**Aim of the exercise:**
Please give the count of lines holding the string "subtitle" and nothing besides.

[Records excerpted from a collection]
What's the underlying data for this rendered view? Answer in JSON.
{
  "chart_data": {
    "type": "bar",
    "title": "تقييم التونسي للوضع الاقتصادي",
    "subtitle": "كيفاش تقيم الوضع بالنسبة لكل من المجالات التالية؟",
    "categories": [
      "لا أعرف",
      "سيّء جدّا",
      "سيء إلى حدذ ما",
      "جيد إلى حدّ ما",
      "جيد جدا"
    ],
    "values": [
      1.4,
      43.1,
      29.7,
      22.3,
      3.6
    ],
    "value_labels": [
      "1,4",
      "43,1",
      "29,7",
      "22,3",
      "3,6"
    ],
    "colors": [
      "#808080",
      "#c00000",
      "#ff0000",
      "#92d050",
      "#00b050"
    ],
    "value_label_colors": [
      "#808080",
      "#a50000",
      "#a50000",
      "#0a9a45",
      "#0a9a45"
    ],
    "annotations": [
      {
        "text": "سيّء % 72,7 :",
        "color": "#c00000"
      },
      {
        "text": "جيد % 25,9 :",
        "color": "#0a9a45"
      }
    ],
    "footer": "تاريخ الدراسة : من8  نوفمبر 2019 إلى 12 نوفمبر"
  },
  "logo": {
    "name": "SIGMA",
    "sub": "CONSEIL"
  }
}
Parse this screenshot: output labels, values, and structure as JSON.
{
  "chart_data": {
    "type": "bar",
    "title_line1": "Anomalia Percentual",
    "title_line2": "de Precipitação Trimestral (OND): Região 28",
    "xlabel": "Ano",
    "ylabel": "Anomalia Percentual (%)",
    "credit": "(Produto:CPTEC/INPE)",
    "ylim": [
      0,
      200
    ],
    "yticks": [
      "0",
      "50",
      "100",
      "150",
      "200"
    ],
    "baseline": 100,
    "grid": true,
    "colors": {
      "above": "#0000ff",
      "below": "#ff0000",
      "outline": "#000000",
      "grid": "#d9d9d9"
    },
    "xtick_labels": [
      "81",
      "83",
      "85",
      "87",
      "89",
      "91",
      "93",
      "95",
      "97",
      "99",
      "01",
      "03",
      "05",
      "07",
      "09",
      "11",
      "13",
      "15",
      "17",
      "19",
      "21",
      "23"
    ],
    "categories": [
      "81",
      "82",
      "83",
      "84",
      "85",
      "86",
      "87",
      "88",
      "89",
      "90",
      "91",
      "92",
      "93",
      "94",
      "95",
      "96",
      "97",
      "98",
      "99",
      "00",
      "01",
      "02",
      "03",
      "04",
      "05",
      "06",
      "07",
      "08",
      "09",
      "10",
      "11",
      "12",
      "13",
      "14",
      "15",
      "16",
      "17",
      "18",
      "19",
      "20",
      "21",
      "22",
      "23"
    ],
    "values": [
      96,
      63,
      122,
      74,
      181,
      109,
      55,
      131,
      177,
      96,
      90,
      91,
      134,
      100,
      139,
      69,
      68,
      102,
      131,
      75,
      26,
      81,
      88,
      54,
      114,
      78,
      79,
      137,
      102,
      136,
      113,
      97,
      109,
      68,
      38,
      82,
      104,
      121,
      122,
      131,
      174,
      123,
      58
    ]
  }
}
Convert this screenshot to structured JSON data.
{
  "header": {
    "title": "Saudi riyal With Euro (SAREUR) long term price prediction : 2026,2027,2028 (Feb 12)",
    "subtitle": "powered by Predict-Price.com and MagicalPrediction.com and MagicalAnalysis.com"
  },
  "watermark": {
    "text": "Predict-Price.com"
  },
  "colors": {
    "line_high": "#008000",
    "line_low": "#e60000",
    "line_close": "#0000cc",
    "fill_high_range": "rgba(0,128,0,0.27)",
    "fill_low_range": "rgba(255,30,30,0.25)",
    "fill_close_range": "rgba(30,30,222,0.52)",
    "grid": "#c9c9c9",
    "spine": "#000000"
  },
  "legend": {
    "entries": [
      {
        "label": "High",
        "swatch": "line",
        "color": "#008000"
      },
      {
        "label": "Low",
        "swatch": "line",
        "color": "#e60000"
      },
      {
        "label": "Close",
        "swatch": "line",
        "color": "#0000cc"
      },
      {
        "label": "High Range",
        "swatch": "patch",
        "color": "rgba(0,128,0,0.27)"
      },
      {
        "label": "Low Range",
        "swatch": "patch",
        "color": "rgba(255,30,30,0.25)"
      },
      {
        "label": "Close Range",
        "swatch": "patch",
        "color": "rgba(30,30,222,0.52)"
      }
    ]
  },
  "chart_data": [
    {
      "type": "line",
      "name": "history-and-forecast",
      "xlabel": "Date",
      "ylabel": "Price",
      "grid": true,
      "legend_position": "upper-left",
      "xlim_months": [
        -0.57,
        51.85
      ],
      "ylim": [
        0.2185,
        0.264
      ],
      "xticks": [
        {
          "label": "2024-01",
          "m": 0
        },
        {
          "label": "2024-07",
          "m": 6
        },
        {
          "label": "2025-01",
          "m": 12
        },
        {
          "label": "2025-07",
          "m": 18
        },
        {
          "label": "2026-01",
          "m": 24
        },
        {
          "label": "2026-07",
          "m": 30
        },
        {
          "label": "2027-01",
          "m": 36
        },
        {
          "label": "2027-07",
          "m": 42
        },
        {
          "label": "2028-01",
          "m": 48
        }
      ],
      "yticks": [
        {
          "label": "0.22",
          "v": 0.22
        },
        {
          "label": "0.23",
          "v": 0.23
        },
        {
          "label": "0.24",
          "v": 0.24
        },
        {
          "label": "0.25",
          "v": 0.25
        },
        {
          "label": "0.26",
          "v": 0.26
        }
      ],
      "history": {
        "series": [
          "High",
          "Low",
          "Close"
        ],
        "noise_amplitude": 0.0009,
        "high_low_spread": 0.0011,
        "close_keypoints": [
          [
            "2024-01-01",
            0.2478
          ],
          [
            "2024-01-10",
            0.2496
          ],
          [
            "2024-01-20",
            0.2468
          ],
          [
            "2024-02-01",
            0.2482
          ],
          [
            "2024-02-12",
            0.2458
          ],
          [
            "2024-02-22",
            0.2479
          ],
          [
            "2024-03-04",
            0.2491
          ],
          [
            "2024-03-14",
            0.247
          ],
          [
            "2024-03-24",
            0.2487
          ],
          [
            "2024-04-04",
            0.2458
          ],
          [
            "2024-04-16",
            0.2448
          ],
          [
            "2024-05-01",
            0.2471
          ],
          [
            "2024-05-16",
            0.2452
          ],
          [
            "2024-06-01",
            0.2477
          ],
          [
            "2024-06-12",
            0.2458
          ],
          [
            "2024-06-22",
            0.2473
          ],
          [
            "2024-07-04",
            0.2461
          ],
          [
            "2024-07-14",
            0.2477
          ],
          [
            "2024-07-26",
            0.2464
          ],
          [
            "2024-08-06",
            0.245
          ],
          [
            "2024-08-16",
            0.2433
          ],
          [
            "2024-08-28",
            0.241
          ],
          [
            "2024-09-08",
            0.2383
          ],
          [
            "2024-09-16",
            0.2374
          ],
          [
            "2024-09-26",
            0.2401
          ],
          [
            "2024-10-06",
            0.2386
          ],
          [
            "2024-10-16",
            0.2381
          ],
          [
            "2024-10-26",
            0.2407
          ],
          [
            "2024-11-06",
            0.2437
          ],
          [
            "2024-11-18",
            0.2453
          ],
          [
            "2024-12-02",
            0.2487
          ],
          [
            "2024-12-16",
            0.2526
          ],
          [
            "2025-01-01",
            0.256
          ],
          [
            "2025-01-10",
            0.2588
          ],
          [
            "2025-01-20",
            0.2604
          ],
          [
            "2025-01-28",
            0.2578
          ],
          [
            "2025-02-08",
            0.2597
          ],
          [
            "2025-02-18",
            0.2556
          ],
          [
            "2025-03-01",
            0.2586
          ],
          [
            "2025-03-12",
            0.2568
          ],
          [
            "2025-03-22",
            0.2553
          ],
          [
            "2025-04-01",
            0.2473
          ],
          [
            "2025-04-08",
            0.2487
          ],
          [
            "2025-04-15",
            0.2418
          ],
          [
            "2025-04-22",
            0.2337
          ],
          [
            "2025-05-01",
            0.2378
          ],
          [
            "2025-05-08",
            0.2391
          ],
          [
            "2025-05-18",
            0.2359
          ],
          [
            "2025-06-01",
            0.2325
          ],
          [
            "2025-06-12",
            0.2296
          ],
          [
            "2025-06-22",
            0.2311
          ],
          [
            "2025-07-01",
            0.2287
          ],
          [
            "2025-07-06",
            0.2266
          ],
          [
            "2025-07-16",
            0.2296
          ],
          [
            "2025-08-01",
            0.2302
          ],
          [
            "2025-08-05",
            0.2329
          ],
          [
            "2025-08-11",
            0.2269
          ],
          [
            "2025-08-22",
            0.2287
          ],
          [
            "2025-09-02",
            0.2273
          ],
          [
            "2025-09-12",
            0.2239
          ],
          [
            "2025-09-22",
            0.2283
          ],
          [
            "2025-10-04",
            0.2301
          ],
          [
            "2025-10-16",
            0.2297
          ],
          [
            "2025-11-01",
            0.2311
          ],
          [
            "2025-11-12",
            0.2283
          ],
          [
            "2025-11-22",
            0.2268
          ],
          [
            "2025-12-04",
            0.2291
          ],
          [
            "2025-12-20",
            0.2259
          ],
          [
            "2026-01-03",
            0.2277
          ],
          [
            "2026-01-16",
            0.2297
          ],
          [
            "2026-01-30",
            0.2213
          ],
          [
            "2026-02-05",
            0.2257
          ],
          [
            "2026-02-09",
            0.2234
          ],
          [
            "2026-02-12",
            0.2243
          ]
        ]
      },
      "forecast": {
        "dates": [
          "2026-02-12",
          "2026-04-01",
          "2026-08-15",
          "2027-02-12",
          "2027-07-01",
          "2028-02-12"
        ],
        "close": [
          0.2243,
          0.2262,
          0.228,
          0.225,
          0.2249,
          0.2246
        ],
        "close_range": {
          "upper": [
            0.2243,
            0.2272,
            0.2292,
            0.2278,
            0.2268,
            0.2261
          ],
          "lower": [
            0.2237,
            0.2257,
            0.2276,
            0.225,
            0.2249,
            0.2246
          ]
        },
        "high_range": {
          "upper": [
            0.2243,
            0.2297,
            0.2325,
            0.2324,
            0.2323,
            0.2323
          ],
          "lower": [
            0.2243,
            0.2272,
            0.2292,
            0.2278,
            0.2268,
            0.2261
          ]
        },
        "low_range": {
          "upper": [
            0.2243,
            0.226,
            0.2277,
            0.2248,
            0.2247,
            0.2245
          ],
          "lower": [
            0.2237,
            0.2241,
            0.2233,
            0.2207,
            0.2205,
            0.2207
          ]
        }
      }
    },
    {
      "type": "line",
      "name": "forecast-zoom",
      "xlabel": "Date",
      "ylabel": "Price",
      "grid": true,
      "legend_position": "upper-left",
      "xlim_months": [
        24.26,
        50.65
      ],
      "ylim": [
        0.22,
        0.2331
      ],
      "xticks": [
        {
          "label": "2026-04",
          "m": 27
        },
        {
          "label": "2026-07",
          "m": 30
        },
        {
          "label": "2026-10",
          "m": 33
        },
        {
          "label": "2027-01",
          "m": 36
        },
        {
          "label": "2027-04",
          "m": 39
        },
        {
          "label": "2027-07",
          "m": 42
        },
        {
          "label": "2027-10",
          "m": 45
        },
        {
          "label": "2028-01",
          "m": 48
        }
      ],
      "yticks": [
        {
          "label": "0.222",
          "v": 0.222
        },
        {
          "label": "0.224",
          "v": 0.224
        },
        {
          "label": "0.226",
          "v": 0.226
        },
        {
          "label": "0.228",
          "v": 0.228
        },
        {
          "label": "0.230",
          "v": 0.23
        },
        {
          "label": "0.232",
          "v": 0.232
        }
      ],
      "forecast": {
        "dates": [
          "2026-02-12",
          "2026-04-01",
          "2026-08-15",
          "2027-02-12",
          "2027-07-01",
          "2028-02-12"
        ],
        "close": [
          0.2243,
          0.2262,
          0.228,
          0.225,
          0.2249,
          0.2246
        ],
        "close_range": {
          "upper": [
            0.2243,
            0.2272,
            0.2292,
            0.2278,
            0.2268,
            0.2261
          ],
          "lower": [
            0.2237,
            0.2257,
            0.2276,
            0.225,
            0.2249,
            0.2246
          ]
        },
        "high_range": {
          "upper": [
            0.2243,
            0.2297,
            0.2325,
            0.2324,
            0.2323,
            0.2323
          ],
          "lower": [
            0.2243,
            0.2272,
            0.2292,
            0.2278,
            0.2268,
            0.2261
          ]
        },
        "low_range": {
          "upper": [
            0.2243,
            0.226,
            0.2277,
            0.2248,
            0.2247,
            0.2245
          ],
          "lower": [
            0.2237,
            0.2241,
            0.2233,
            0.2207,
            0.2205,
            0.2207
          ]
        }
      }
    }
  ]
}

**Reply:**
2